### Your instructions:
Work out how many lines of the material below mention the word "scaffolding"; reply with the number only.

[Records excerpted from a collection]

####################

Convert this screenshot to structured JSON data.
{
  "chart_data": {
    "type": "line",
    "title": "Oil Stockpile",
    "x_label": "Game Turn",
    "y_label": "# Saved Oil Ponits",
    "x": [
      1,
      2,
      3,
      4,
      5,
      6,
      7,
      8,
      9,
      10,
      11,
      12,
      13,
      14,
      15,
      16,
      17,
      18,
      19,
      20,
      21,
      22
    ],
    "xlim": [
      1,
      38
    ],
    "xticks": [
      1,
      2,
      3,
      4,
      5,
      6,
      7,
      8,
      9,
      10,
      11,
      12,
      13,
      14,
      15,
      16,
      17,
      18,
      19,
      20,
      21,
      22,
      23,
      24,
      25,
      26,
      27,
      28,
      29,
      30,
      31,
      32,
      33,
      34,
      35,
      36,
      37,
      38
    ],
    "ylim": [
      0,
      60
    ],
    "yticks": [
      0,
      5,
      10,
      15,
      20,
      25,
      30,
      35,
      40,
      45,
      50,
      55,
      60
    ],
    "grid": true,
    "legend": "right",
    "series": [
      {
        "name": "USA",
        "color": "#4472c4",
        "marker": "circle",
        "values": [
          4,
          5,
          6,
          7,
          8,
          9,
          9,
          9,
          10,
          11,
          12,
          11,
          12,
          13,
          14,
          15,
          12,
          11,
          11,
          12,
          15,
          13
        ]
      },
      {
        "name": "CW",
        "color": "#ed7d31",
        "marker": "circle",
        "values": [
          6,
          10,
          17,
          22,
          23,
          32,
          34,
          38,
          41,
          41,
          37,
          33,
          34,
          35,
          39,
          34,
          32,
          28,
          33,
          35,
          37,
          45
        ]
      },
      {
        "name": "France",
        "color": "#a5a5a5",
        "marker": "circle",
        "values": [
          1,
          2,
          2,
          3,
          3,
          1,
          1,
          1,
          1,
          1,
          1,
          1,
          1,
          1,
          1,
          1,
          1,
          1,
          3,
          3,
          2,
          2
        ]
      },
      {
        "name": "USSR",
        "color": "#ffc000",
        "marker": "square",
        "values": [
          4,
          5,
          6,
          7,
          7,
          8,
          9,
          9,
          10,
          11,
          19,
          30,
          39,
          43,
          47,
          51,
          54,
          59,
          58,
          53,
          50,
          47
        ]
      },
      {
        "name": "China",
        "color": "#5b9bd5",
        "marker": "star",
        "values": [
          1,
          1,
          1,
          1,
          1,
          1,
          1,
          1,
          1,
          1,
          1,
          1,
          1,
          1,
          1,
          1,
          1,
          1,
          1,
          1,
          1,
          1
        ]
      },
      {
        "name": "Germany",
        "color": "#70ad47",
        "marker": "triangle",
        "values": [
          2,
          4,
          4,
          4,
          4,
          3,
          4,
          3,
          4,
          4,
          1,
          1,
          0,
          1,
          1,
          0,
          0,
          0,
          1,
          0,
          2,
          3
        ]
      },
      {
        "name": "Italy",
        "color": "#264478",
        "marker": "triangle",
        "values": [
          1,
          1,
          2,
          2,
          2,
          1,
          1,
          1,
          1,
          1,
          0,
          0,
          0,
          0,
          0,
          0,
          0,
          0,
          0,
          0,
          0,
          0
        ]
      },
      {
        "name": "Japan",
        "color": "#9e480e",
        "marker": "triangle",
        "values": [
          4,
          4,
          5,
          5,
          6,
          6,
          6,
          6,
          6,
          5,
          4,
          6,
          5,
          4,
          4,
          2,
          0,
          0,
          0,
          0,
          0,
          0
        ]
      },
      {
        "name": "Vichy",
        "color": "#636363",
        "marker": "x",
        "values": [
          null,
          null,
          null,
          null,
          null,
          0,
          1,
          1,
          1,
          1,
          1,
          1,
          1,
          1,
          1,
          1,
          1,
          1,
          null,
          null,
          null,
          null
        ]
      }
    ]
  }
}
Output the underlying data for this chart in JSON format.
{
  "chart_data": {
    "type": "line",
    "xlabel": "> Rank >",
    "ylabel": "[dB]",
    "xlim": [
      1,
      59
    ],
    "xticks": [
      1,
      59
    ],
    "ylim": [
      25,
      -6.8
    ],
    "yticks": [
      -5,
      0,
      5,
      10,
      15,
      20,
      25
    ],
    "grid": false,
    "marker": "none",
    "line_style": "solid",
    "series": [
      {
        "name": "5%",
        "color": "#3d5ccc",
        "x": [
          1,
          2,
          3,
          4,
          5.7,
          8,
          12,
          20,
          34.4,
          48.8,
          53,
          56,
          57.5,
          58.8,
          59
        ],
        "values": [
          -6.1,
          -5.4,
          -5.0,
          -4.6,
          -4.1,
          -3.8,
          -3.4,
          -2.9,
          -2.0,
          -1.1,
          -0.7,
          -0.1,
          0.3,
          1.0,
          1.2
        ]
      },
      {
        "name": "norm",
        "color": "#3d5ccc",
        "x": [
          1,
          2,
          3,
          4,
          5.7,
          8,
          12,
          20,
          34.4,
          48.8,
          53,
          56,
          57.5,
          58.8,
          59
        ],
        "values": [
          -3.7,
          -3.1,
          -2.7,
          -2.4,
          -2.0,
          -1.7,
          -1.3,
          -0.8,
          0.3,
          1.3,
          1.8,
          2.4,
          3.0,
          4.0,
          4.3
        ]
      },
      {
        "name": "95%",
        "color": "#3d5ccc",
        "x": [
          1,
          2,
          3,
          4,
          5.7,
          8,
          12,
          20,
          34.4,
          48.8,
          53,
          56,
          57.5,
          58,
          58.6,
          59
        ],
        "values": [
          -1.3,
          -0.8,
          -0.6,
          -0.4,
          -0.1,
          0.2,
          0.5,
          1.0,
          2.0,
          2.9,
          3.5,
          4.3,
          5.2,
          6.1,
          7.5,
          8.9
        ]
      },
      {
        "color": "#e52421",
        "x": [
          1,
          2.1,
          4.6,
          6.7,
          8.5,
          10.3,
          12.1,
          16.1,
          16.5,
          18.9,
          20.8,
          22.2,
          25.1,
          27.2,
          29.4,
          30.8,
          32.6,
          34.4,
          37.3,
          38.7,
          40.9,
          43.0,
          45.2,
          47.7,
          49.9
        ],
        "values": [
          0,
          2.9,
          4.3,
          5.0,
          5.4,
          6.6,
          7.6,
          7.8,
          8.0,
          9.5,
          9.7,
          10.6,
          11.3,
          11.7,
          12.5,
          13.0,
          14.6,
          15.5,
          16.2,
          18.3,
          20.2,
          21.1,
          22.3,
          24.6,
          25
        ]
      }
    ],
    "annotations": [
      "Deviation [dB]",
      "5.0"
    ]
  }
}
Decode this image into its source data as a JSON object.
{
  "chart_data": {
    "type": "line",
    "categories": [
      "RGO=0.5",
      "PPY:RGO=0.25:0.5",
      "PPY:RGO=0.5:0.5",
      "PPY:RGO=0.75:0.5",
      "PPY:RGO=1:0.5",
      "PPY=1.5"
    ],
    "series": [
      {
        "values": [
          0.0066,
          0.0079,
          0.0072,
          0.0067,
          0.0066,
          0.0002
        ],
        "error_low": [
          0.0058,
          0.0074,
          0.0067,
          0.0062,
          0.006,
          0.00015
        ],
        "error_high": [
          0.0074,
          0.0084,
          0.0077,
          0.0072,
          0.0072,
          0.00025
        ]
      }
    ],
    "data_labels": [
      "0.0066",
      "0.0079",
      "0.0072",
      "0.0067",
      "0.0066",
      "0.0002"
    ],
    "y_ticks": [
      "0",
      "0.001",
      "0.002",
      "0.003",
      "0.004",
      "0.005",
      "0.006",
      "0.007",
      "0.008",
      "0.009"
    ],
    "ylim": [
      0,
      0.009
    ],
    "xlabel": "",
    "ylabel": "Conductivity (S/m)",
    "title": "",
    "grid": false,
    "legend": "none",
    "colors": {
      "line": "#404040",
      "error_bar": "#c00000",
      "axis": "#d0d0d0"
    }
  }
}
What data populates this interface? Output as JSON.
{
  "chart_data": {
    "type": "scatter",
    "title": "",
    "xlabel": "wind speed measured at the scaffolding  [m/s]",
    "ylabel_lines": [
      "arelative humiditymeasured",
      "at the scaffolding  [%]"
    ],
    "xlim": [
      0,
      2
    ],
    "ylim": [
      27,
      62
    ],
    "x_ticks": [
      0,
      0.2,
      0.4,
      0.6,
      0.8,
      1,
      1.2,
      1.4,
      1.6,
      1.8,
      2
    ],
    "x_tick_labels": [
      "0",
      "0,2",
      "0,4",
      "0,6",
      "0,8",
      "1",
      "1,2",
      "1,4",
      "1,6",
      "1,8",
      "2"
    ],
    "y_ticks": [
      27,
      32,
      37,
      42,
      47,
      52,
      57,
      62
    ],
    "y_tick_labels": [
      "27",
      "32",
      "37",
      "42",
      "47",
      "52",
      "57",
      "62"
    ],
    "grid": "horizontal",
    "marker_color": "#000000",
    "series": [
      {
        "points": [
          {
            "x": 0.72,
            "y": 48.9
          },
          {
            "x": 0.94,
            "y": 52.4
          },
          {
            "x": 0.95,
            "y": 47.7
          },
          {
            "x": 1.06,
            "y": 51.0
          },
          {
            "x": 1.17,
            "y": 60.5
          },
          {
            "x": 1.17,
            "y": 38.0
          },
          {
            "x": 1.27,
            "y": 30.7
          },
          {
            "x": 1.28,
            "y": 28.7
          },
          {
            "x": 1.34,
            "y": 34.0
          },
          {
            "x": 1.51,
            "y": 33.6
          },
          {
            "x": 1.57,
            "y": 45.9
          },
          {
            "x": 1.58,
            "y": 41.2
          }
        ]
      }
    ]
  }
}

####################

### Correct response:
2